● Exercise prompt:
Leave the pictures out, and retype all of the material exactly as written.

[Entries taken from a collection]
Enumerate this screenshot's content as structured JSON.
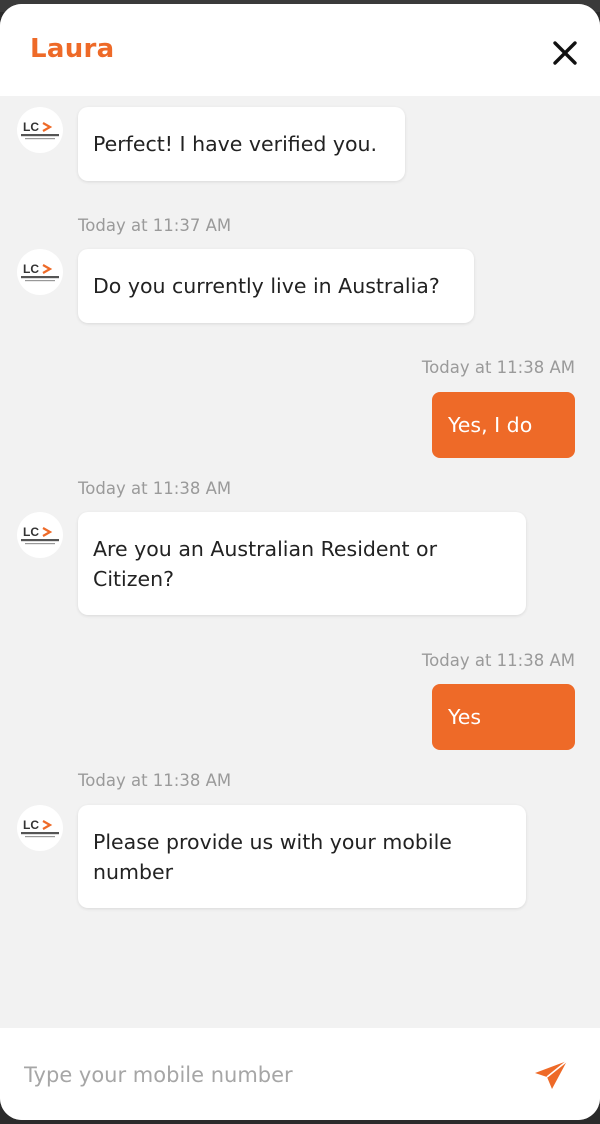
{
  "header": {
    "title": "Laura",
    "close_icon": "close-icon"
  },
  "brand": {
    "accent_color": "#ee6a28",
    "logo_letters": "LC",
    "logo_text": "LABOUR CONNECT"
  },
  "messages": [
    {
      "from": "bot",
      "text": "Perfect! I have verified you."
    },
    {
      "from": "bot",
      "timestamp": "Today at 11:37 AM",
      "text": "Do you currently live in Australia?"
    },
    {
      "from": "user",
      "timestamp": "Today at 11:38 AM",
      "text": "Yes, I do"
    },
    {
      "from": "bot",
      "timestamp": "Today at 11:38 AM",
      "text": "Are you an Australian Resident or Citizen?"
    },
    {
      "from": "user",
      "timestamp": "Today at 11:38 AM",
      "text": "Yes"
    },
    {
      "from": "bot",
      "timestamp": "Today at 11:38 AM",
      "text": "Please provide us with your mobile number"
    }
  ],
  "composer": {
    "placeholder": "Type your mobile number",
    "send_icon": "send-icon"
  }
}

● Complete output:
Enumerate this screenshot's content as structured JSON.
{
  "header": {
    "title": "Laura",
    "close_icon": "close-icon"
  },
  "brand": {
    "accent_color": "#ee6a28",
    "logo_letters": "LC",
    "logo_text": "LABOUR CONNECT"
  },
  "messages": [
    {
      "from": "bot",
      "text": "Perfect! I have verified you."
    },
    {
      "from": "bot",
      "timestamp": "Today at 11:37 AM",
      "text": "Do you currently live in Australia?"
    },
    {
      "from": "user",
      "timestamp": "Today at 11:38 AM",
      "text": "Yes, I do"
    },
    {
      "from": "bot",
      "timestamp": "Today at 11:38 AM",
      "text": "Are you an Australian Resident or Citizen?"
    },
    {
      "from": "user",
      "timestamp": "Today at 11:38 AM",
      "text": "Yes"
    },
    {
      "from": "bot",
      "timestamp": "Today at 11:38 AM",
      "text": "Please provide us with your mobile number"
    }
  ],
  "composer": {
    "placeholder": "Type your mobile number",
    "send_icon": "send-icon"
  }
}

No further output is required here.